*Information shown*.
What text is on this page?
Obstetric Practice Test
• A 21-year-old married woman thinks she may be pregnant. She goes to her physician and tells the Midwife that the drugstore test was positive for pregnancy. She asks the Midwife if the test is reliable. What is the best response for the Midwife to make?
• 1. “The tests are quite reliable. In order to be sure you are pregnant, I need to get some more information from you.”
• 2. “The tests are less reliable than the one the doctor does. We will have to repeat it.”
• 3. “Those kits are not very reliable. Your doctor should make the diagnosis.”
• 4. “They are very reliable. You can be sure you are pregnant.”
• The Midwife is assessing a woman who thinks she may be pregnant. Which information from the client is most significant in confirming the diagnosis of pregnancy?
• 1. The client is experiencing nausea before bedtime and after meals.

*Exercise instructions*.
Give the count of lines that hold the word "client", with nothing added.

*Task answer*.
2